Challenge =>
Copy each entry as it stands, leaving nothing out.
──────── Entries ────────
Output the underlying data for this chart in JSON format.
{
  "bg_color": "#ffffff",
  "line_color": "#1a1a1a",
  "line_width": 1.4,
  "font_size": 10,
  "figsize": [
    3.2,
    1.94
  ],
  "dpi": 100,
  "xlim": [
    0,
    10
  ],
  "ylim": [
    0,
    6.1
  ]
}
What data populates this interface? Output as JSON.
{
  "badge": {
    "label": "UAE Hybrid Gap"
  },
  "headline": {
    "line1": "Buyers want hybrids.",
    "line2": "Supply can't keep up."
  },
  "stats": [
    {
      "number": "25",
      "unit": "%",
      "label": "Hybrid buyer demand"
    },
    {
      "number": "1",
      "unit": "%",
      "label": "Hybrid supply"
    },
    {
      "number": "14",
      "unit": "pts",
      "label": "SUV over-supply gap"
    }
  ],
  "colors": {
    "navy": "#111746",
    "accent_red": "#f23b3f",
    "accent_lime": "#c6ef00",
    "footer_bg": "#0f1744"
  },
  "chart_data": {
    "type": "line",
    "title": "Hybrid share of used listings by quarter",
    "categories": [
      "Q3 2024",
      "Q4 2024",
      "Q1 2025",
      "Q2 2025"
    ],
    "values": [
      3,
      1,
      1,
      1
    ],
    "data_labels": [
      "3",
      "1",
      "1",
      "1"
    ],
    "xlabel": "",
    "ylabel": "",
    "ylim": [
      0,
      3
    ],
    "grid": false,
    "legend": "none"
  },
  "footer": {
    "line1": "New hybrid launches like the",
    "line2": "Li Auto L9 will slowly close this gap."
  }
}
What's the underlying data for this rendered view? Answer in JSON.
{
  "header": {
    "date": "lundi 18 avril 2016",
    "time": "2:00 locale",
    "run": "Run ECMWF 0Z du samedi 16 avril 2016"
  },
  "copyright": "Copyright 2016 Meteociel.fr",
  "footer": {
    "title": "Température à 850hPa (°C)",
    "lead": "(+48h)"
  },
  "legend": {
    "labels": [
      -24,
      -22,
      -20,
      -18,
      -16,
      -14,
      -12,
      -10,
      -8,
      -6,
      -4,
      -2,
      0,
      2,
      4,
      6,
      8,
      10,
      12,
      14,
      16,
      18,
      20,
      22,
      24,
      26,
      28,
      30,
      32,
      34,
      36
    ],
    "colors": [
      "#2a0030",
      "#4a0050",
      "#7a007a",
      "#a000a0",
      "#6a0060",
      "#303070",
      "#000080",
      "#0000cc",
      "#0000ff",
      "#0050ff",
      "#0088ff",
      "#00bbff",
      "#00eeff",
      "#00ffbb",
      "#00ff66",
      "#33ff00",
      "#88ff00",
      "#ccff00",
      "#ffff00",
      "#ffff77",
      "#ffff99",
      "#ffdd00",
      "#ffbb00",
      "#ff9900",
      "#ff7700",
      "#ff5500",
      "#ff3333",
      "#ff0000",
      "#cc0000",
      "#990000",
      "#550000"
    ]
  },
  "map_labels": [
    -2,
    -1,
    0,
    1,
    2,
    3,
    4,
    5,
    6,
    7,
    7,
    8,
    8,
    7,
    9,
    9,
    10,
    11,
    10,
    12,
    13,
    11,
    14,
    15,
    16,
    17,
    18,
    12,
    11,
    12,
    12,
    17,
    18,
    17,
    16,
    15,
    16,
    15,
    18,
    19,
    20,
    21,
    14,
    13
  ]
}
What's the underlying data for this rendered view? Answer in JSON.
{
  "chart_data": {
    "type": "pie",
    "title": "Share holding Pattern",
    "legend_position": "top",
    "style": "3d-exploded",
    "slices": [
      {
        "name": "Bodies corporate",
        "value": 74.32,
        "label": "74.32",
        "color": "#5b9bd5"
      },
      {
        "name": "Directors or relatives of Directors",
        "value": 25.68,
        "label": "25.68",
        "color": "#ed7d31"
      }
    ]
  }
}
────────
Output for this task =>
Output the underlying data for this chart in JSON format.
{
  "bg_color": "#ffffff",
  "line_color": "#1a1a1a",
  "line_width": 1.4,
  "font_size": 10,
  "figsize": [
    3.2,
    1.94
  ],
  "dpi": 100,
  "xlim": [
    0,
    10
  ],
  "ylim": [
    0,
    6.1
  ]
}
What data populates this interface? Output as JSON.
{
  "badge": {
    "label": "UAE Hybrid Gap"
  },
  "headline": {
    "line1": "Buyers want hybrids.",
    "line2": "Supply can't keep up."
  },
  "stats": [
    {
      "number": "25",
      "unit": "%",
      "label": "Hybrid buyer demand"
    },
    {
      "number": "1",
      "unit": "%",
      "label": "Hybrid supply"
    },
    {
      "number": "14",
      "unit": "pts",
      "label": "SUV over-supply gap"
    }
  ],
  "colors": {
    "navy": "#111746",
    "accent_red": "#f23b3f",
    "accent_lime": "#c6ef00",
    "footer_bg": "#0f1744"
  },
  "chart_data": {
    "type": "line",
    "title": "Hybrid share of used listings by quarter",
    "categories": [
      "Q3 2024",
      "Q4 2024",
      "Q1 2025",
      "Q2 2025"
    ],
    "values": [
      3,
      1,
      1,
      1
    ],
    "data_labels": [
      "3",
      "1",
      "1",
      "1"
    ],
    "xlabel": "",
    "ylabel": "",
    "ylim": [
      0,
      3
    ],
    "grid": false,
    "legend": "none"
  },
  "footer": {
    "line1": "New hybrid launches like the",
    "line2": "Li Auto L9 will slowly close this gap."
  }
}
What's the underlying data for this rendered view? Answer in JSON.
{
  "header": {
    "date": "lundi 18 avril 2016",
    "time": "2:00 locale",
    "run": "Run ECMWF 0Z du samedi 16 avril 2016"
  },
  "copyright": "Copyright 2016 Meteociel.fr",
  "footer": {
    "title": "Température à 850hPa (°C)",
    "lead": "(+48h)"
  },
  "legend": {
    "labels": [
      -24,
      -22,
      -20,
      -18,
      -16,
      -14,
      -12,
      -10,
      -8,
      -6,
      -4,
      -2,
      0,
      2,
      4,
      6,
      8,
      10,
      12,
      14,
      16,
      18,
      20,
      22,
      24,
      26,
      28,
      30,
      32,
      34,
      36
    ],
    "colors": [
      "#2a0030",
      "#4a0050",
      "#7a007a",
      "#a000a0",
      "#6a0060",
      "#303070",
      "#000080",
      "#0000cc",
      "#0000ff",
      "#0050ff",
      "#0088ff",
      "#00bbff",
      "#00eeff",
      "#00ffbb",
      "#00ff66",
      "#33ff00",
      "#88ff00",
      "#ccff00",
      "#ffff00",
      "#ffff77",
      "#ffff99",
      "#ffdd00",
      "#ffbb00",
      "#ff9900",
      "#ff7700",
      "#ff5500",
      "#ff3333",
      "#ff0000",
      "#cc0000",
      "#990000",
      "#550000"
    ]
  },
  "map_labels": [
    -2,
    -1,
    0,
    1,
    2,
    3,
    4,
    5,
    6,
    7,
    7,
    8,
    8,
    7,
    9,
    9,
    10,
    11,
    10,
    12,
    13,
    11,
    14,
    15,
    16,
    17,
    18,
    12,
    11,
    12,
    12,
    17,
    18,
    17,
    16,
    15,
    16,
    15,
    18,
    19,
    20,
    21,
    14,
    13
  ]
}
What's the underlying data for this rendered view? Answer in JSON.
{
  "chart_data": {
    "type": "pie",
    "title": "Share holding Pattern",
    "legend_position": "top",
    "style": "3d-exploded",
    "slices": [
      {
        "name": "Bodies corporate",
        "value": 74.32,
        "label": "74.32",
        "color": "#5b9bd5"
      },
      {
        "name": "Directors or relatives of Directors",
        "value": 25.68,
        "label": "25.68",
        "color": "#ed7d31"
      }
    ]
  }
}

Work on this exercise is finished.